• 节选原文:
我们前面已经分析过 StreamGraph, JobGraph 的生成过程,这两个执行图都是在 client 端生成的。接下来我们将把目光头投向 Flink Job 运行时调度层核心的执行图 - ExecutionGraph。
以此段代码为例,
env.fromData(1, 2, 3, 4).map(line -> line + 1).shuffle().filter(line -> line > 0).print();
转换图如下图所示:
和 StreamGraph 以及 JobGraph 不同的是,ExecutionGraph 是在 JobManager 中生成的。 Client 向 JobManager 提交 JobGraph 后, JobManager 就会根据 JobGraph 来创建对应的 ExecutionGraph,并以此来调度任务。
本文不会介绍 JobMagage 的启动及任务调度过程,后面将会在单独的文章中进行分析。
核心概念※
ExecutionJobVertex※
在 ExecutionGraph 中,节点对应的类是 ExecutionJobVertex,与之对应的就是 JobGraph 中的 JobVertex。每一个 ExexutionJobVertex 都是由一个 JobVertex 生成的。

• 给定数据:
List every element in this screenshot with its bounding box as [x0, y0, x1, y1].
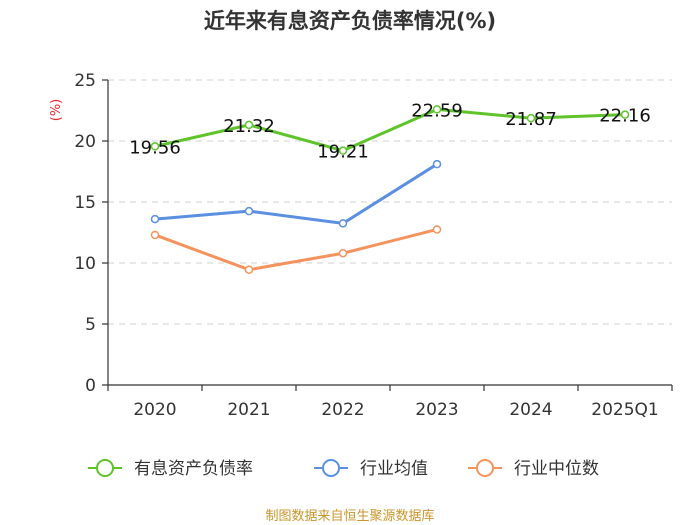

• 练习题目:
a: 请从介绍 ExecutionGraph 的原文中摘录一段文字，起于"本文不会介绍 JobMagage 的启动及任务调度过程,后面将会在单独的文章中进行分析。"，止于"都是由一个 JobVertex 生成的。"，首尾两处均包括在内。
b: 对照介绍 ExecutionGraph 的原文，逐一判断以下说法是否相符，回答"是"或"否"，并原样引用原文中据以判断的文字。(i) ExecutionGraph 是在 client 端生成的。(ii) JobManager 根据 JobGraph 创建对应的 ExecutionGraph，并以此调度任务。(iii) 在 ExecutionGraph 中，节点对应的类是 ExecutionJobVertex。

• 参考答案:
a:
本文不会介绍 JobMagage 的启动及任务调度过程,后面将会在单独的文章中进行分析。
核心概念※
ExecutionJobVertex※
在 ExecutionGraph 中,节点对应的类是 ExecutionJobVertex,与之对应的就是 JobGraph 中的 JobVertex。每一个 ExexutionJobVertex 都是由一个 JobVertex 生成的。

b:
(i) 否。"和 StreamGraph 以及 JobGraph 不同的是,ExecutionGraph 是在 JobManager 中生成的。"
(ii) 是。"JobManager 就会根据 JobGraph 来创建对应的 ExecutionGraph,并以此来调度任务。"
(iii) 是。"在 ExecutionGraph 中,节点对应的类是 ExecutionJobVertex"